◆ Task description ◆
Collect all lines below with the string "then".

[begin Working data]

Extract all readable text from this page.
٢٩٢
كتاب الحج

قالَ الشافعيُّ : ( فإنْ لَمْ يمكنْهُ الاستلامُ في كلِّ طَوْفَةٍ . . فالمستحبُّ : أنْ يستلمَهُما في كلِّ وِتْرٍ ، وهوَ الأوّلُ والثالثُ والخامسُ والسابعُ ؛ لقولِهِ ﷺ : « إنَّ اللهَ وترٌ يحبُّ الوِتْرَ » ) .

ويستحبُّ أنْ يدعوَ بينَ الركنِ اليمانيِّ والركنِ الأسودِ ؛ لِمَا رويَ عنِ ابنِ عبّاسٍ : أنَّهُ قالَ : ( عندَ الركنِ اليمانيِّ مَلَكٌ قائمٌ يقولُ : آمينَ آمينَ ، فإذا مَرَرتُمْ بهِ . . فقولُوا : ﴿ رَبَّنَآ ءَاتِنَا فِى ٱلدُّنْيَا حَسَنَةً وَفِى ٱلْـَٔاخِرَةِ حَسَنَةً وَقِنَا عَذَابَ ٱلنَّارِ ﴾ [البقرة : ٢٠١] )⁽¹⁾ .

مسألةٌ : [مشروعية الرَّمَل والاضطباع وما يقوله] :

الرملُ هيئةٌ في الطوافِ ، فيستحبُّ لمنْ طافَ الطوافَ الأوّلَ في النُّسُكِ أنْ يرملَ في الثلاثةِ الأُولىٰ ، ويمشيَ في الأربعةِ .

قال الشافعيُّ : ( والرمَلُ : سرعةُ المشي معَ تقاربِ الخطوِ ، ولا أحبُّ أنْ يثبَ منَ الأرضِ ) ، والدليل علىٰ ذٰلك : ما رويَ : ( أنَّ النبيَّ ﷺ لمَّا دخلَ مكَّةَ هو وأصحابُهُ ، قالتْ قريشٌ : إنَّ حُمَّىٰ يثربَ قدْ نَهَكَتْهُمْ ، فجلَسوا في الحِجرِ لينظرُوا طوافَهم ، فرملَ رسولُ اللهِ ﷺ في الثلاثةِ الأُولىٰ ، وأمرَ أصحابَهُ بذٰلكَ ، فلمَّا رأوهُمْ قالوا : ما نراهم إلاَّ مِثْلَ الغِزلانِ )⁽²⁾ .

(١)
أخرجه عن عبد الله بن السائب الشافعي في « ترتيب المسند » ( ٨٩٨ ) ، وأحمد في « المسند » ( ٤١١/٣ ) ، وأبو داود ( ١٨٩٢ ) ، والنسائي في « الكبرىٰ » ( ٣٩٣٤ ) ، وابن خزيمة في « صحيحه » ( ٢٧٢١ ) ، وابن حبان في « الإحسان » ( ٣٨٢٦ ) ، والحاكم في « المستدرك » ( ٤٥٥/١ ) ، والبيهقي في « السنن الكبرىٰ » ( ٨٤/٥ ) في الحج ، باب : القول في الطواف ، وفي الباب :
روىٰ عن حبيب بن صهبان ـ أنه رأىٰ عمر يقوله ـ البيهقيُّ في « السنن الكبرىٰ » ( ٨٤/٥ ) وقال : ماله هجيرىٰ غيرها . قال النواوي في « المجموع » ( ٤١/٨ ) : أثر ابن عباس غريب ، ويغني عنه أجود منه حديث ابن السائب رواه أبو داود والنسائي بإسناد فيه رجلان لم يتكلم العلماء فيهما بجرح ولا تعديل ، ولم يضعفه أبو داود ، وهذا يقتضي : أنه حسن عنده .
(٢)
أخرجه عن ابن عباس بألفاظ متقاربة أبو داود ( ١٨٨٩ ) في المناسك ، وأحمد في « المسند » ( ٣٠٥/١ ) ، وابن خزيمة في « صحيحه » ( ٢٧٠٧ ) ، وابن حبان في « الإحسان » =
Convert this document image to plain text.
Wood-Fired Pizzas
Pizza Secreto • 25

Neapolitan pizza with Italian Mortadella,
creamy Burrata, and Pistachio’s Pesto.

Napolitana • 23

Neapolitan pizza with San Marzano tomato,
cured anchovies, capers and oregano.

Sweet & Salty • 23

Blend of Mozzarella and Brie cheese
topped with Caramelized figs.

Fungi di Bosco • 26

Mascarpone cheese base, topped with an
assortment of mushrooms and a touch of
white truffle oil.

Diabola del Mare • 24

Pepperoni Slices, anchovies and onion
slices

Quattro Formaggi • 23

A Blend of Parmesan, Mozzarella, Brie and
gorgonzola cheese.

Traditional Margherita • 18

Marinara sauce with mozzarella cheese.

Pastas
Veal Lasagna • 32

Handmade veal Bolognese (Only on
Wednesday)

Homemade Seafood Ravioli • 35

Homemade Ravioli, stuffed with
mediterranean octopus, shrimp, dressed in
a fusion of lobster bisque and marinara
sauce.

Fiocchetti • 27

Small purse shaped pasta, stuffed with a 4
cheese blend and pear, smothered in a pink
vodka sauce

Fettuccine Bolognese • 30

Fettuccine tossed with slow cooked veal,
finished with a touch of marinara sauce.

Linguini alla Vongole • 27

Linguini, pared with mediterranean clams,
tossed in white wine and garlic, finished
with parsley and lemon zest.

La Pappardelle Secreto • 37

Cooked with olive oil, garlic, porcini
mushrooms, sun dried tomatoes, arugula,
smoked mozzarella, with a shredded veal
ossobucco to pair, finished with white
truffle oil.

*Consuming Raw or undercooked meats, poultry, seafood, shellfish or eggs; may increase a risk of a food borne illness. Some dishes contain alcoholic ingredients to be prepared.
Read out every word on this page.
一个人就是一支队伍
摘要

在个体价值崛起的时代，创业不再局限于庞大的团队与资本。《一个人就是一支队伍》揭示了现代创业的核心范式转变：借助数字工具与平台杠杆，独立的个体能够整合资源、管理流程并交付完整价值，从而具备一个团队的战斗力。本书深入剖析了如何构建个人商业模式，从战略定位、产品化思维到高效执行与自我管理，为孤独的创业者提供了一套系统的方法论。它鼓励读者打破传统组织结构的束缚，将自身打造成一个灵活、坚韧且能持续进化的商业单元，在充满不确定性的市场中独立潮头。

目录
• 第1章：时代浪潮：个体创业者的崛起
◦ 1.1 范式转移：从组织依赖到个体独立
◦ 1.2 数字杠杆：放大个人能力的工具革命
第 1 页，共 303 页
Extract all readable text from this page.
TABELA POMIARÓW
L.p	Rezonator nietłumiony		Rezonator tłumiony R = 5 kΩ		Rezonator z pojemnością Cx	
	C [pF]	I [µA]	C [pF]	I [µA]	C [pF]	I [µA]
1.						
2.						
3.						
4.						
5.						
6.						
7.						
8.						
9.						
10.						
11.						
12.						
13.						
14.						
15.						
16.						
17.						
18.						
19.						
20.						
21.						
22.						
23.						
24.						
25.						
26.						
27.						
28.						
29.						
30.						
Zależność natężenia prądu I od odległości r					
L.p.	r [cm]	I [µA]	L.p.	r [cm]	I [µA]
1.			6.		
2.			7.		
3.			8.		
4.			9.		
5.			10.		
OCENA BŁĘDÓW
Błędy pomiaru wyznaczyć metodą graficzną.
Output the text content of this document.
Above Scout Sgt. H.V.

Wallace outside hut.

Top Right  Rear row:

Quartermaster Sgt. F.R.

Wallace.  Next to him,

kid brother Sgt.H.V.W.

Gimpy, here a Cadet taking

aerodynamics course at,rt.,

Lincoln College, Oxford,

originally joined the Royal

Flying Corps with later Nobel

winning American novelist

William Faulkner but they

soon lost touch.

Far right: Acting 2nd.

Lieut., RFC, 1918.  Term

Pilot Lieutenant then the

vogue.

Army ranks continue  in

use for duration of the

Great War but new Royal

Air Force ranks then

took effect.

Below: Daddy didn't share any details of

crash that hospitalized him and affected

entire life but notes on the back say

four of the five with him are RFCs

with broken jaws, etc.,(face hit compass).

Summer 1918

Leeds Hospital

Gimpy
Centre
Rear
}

[end Working data]

◆ Reply to the exercise ◆
Pilot Lieutenant then the
Air Force ranks then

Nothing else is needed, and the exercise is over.